• _TEXTO PROPORCIONADO_:
◇ ◇ ◇
LA CONTROVERSIA DEL AÑO: TODOS CONTRA SANTI

Durante los meses de mayo y junio (2008) el mundo de la gastronomía se vio sacudida por una fenomenal controversia. El afamado chef español Santi Santamaría atacó sin piedad la cocina molecular que promoviera, entre otros, su coterráneo Ferrán Adriá.

“Hay cocineros que dan de comer a sus clientes platos que ni ellos comerían”, se despachó Santi Santamaría, el célebre chef dueño del restaurant “El Racó de Can Fabes”, un conocido 3 estrellas Michellin. Tras recibir el Premio Hoy, de 60 mil euros por su obra “La cocina al desnudo”, Santi defendió la dieta tradicional mediterránea y se preguntó si “hay que sentirse orgullosos de una cocina, la molecular o tecno-emocional, abanderada por Ferrán Adriá y su cohorte de seguidores mediáticos que llena sus platos de gelificantes y emulsionantes de laboratorio”. El “divorcio conceptual y ético” que tengo con ellos”, dijo Santi Santamaría, “es manifiesto”.

El mundo de la alta cocina – la española en primer lugar- recibió con indignación las declaraciones del chef. Ningún cocinero quiso defenderlo.”Desafortunado”, “hipócrita”, “lamentable”, “absurdo”, “se le perdió el norte” ” fue lo menos que le dijeron Juan Mari Arzak, Pedro Subijana, Karlos Arguiñano, Sergi Arola, Andoni Luis Aduriz, Joan Roca y Carme Ruscalleda. La asociación Euro-Toques de España expresó su “indignación” y acusó a Santamaría de “haber sembrado la desconfianza y contribuir a crear alarma social”. Hasta la cátedra de Nutrición y Bromatología de la Universitat de Barcelona entró en el ruedo para explicar las características de la metilcelulosa que tanto aplica la cocina molecular.”Se usa”, dijo el catedrático Abel Mariné, “para dar textura y consistencia a los alimentos, así que veo difícil que la cantidad que se emplea pueda tener grandes efectos”.

Ferrán Adriá, el directamente atacado, dio finalmente su respuesta: “Hay que escuchar a los científicos porque son ellos los que investigan. (Es fundamental) que la ciencia entre en las cocinas con un lenguaje claro. Hay que dar información para que no se manipule a la gente. No hay que ser alarmistas, hay productos con nombres raros, tecnicismos, pero lo necesario es divulgar la información de forma pragmática”, le respondió elegantemente a Santi Santamaría.
◇ ◇ ◇
• _Datos de segmentación de página_:

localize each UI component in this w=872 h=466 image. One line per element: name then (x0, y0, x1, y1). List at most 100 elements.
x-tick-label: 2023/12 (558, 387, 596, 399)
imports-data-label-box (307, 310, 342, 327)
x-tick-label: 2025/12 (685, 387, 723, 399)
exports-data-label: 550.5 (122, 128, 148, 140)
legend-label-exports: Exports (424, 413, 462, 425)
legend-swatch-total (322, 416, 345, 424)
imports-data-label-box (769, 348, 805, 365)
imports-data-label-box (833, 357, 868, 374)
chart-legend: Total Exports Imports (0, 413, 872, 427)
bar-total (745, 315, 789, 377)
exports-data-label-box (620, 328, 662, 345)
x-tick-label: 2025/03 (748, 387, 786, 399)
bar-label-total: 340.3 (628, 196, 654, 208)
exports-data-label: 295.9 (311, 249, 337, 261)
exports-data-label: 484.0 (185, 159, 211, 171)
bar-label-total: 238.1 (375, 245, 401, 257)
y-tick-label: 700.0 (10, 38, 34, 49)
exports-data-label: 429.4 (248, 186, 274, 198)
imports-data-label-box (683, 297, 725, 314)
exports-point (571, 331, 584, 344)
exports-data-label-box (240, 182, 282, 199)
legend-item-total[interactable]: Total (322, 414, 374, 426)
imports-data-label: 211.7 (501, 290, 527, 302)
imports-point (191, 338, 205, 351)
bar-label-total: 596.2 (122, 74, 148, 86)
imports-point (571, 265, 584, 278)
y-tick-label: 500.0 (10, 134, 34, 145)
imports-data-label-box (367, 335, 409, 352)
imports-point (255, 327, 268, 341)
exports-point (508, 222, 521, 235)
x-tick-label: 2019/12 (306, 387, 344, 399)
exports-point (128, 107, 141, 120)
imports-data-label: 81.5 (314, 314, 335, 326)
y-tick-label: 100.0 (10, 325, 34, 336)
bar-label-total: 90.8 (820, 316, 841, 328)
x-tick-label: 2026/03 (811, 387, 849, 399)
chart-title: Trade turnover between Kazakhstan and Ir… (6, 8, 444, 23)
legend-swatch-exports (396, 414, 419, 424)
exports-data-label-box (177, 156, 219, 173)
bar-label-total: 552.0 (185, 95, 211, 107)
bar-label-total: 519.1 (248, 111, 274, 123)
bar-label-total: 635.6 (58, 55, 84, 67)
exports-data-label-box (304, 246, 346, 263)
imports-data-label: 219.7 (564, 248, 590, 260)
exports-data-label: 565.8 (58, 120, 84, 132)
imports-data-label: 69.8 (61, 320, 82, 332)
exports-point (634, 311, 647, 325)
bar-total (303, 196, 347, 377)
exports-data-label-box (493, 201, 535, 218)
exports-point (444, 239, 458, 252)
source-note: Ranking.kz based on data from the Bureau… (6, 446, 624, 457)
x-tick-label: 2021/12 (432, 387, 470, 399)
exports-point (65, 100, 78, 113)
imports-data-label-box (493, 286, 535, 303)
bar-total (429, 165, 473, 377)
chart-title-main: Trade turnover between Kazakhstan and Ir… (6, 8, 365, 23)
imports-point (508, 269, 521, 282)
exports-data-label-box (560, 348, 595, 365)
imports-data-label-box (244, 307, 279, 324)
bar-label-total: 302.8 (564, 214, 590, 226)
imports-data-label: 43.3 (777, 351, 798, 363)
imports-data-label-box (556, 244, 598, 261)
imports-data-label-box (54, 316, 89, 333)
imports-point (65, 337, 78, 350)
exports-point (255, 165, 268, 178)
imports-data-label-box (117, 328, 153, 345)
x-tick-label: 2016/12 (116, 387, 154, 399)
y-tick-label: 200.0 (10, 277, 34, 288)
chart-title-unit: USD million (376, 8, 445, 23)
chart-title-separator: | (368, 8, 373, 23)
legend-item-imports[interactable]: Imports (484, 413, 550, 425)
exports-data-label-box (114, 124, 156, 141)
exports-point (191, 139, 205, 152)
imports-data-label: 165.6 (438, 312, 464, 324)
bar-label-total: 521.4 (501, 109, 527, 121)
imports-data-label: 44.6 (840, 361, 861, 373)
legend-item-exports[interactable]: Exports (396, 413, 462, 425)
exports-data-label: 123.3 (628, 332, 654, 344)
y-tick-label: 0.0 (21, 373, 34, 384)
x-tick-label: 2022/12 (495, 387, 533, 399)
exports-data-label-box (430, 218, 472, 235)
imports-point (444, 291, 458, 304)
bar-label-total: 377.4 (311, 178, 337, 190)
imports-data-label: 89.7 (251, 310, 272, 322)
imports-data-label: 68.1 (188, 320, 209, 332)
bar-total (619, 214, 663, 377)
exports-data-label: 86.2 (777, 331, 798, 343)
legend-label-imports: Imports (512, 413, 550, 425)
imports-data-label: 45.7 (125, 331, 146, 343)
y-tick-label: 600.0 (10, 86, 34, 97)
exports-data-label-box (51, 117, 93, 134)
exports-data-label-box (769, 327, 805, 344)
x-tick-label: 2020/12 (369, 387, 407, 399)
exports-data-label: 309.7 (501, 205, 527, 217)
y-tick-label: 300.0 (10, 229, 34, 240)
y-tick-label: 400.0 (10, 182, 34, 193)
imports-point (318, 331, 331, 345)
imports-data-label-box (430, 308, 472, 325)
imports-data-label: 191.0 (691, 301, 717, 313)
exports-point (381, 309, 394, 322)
◇ ◇ ◇
• _TUS INSTRUCCIONES_:
Devuelve sin cambios el fragmento del texto sobre la polémica de Santi Santamaría que va de "Ferrán Adriá, el" a "a Santi Santamaría.". Los datos no hacen falta para resolver esto.

• _RESPUESTA A LA TAREA_:
Ferrán Adriá, el directamente atacado, dio finalmente su respuesta: “Hay que escuchar a los científicos porque son ellos los que investigan. (Es fundamental) que la ciencia entre en las cocinas con un lenguaje claro. Hay que dar información para que no se manipule a la gente. No hay que ser alarmistas, hay productos con nombres raros, tecnicismos, pero lo necesario es divulgar la información de forma pragmática”, le respondió elegantemente a Santi Santamaría.